## Excerpted records
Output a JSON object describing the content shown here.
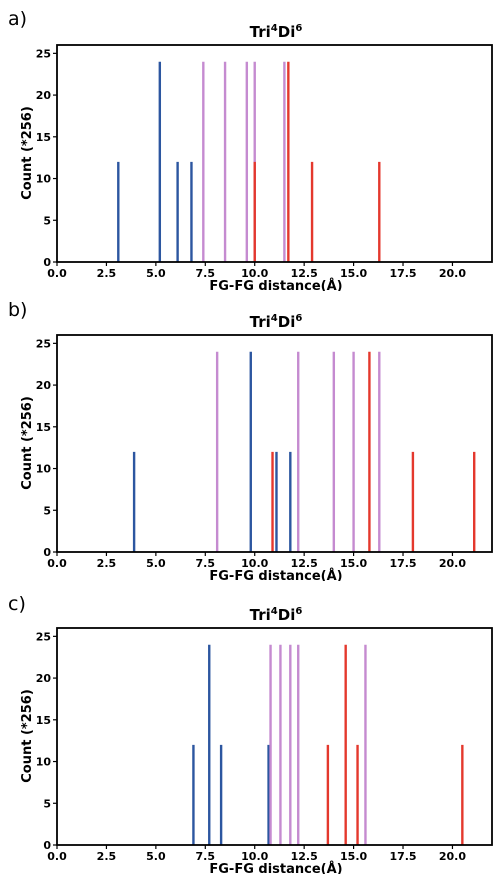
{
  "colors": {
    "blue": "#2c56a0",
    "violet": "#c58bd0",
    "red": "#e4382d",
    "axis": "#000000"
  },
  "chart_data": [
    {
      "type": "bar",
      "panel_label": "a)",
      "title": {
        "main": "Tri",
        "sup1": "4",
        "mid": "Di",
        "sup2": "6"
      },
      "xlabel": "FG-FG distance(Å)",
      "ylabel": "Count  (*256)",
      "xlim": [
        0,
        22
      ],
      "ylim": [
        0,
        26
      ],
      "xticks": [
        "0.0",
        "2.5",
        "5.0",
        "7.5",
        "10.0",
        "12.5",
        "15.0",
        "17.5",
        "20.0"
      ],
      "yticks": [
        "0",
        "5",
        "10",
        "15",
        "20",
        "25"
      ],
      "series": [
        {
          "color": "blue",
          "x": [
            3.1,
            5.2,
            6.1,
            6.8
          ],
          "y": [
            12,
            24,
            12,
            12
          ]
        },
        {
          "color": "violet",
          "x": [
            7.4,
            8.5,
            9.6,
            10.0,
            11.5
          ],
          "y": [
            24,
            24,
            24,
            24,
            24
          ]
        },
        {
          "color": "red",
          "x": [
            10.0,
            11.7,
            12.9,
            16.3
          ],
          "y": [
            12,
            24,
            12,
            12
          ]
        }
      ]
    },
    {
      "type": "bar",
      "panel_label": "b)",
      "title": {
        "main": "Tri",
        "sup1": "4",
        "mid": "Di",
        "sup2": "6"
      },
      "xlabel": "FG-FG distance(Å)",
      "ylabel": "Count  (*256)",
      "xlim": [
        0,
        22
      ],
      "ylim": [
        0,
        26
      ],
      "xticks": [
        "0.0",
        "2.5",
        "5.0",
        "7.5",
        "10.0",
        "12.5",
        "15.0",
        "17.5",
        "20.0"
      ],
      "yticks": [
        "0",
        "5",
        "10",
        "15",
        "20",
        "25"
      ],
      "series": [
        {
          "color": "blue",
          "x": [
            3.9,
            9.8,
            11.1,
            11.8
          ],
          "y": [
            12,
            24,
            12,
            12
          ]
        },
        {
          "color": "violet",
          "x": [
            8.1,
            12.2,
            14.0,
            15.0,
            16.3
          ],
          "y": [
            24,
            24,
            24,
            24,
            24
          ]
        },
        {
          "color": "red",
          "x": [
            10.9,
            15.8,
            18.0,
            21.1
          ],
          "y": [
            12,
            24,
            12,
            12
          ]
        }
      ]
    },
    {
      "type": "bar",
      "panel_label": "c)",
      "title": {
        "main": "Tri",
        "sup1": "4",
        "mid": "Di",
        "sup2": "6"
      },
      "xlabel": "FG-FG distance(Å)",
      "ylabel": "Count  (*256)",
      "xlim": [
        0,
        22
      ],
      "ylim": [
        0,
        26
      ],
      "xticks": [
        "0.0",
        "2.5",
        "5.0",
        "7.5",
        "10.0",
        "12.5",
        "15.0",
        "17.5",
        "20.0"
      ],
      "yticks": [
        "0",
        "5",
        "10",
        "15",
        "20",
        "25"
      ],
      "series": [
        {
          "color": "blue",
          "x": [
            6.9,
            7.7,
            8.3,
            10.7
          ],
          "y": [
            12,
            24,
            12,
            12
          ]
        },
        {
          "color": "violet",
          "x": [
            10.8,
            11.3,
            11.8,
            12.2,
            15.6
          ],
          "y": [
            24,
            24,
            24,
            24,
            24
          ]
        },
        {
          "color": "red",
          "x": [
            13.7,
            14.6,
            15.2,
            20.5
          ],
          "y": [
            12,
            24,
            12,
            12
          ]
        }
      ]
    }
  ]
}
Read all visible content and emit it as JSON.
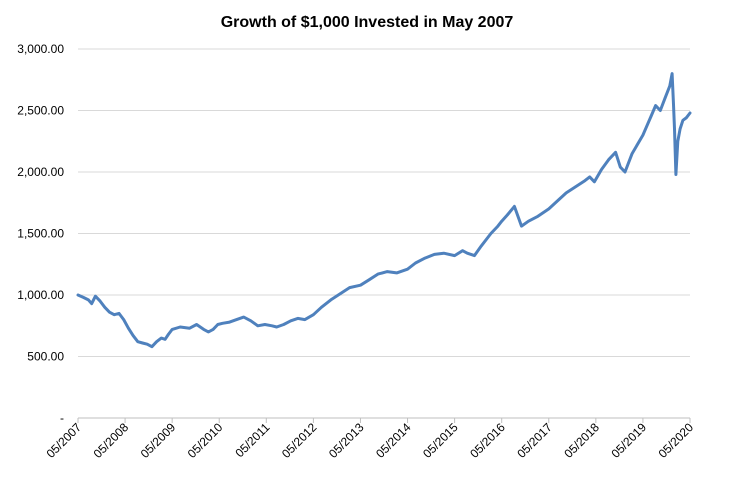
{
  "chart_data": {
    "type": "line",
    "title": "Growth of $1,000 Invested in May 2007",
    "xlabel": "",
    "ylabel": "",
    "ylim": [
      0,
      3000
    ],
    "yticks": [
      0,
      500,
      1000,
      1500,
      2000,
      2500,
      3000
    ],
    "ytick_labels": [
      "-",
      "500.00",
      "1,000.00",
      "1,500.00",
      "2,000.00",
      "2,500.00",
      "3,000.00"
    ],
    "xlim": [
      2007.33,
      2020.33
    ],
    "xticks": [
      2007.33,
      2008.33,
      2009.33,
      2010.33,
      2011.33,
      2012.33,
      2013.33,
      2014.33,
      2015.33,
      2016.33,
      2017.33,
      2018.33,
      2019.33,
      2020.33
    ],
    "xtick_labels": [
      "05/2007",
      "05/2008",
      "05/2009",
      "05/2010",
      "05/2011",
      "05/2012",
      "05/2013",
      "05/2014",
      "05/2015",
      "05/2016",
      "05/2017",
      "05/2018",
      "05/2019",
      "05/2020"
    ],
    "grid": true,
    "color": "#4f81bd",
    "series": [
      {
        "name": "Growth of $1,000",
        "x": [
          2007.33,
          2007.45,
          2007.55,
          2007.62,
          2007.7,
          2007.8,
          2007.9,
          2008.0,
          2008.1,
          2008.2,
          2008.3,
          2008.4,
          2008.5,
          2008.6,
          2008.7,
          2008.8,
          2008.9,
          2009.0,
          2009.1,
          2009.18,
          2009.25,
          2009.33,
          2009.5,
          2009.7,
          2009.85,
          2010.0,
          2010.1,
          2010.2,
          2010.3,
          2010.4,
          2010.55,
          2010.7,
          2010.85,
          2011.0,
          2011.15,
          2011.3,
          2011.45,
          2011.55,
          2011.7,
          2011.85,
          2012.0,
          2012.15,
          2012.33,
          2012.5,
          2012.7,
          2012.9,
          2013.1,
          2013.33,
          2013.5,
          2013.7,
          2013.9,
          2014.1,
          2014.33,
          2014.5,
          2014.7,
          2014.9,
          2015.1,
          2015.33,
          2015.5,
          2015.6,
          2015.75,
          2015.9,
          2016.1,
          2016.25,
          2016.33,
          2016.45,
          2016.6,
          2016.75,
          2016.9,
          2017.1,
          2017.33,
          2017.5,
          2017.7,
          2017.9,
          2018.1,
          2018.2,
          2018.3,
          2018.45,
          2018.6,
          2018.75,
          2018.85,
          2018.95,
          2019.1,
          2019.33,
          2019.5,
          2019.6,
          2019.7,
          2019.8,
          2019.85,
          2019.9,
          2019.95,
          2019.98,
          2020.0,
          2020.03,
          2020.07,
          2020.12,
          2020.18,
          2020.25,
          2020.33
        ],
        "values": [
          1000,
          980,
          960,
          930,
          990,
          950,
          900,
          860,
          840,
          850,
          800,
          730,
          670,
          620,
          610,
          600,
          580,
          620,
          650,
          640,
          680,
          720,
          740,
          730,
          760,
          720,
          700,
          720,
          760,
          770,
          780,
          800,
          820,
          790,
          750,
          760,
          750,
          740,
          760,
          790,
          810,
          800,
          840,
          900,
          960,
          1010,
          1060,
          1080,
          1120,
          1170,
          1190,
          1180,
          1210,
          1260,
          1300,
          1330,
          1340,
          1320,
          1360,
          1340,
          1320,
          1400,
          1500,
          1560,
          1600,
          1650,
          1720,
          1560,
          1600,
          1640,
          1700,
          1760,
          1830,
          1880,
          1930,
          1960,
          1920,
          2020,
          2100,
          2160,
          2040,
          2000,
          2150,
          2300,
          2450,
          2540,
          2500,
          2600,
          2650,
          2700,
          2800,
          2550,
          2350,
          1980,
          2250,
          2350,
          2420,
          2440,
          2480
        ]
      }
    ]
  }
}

## Stated problem
Copy all the lines above that hold the string "content".

## The solution
Output a JSON object describing the content shown here.
Read all visible content and emit it as JSON.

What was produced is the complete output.